**What you will do**
Please copy down each of the following lines word for word, keeping every character and number unchanged.

# # #

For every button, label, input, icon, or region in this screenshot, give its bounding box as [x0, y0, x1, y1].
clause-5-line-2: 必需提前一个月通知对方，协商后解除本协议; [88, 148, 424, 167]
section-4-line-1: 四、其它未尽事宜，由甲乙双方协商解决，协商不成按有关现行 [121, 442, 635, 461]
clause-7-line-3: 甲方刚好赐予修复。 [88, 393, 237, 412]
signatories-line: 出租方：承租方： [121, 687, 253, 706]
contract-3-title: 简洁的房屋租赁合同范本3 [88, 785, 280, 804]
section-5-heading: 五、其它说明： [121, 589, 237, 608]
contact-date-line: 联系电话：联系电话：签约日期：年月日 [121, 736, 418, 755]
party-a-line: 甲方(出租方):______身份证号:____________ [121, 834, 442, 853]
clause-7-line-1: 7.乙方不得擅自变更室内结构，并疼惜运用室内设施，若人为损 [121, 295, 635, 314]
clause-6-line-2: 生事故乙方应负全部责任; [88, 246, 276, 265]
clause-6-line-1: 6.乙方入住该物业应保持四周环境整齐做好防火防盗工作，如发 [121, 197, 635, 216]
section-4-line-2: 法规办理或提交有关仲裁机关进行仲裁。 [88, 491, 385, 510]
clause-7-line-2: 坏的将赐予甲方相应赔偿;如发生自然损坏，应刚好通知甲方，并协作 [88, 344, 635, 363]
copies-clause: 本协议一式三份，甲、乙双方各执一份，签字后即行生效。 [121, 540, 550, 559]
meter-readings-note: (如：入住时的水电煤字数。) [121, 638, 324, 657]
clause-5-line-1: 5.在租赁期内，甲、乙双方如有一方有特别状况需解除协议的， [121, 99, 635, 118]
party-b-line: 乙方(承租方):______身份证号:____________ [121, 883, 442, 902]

# # #

**Response to the exercise**
For every button, label, input, icon, or region in this screenshot, give its bounding box as [x0, y0, x1, y1].
clause-5-line-2: 必需提前一个月通知对方，协商后解除本协议; [88, 148, 424, 167]
section-4-line-1: 四、其它未尽事宜，由甲乙双方协商解决，协商不成按有关现行 [121, 442, 635, 461]
clause-7-line-3: 甲方刚好赐予修复。 [88, 393, 237, 412]
signatories-line: 出租方：承租方： [121, 687, 253, 706]
contract-3-title: 简洁的房屋租赁合同范本3 [88, 785, 280, 804]
section-5-heading: 五、其它说明： [121, 589, 237, 608]
contact-date-line: 联系电话：联系电话：签约日期：年月日 [121, 736, 418, 755]
party-a-line: 甲方(出租方):______身份证号:____________ [121, 834, 442, 853]
clause-7-line-1: 7.乙方不得擅自变更室内结构，并疼惜运用室内设施，若人为损 [121, 295, 635, 314]
clause-6-line-2: 生事故乙方应负全部责任; [88, 246, 276, 265]
clause-6-line-1: 6.乙方入住该物业应保持四周环境整齐做好防火防盗工作，如发 [121, 197, 635, 216]
section-4-line-2: 法规办理或提交有关仲裁机关进行仲裁。 [88, 491, 385, 510]
clause-7-line-2: 坏的将赐予甲方相应赔偿;如发生自然损坏，应刚好通知甲方，并协作 [88, 344, 635, 363]
copies-clause: 本协议一式三份，甲、乙双方各执一份，签字后即行生效。 [121, 540, 550, 559]
meter-readings-note: (如：入住时的水电煤字数。) [121, 638, 324, 657]
clause-5-line-1: 5.在租赁期内，甲、乙双方如有一方有特别状况需解除协议的， [121, 99, 635, 118]
party-b-line: 乙方(承租方):______身份证号:____________ [121, 883, 442, 902]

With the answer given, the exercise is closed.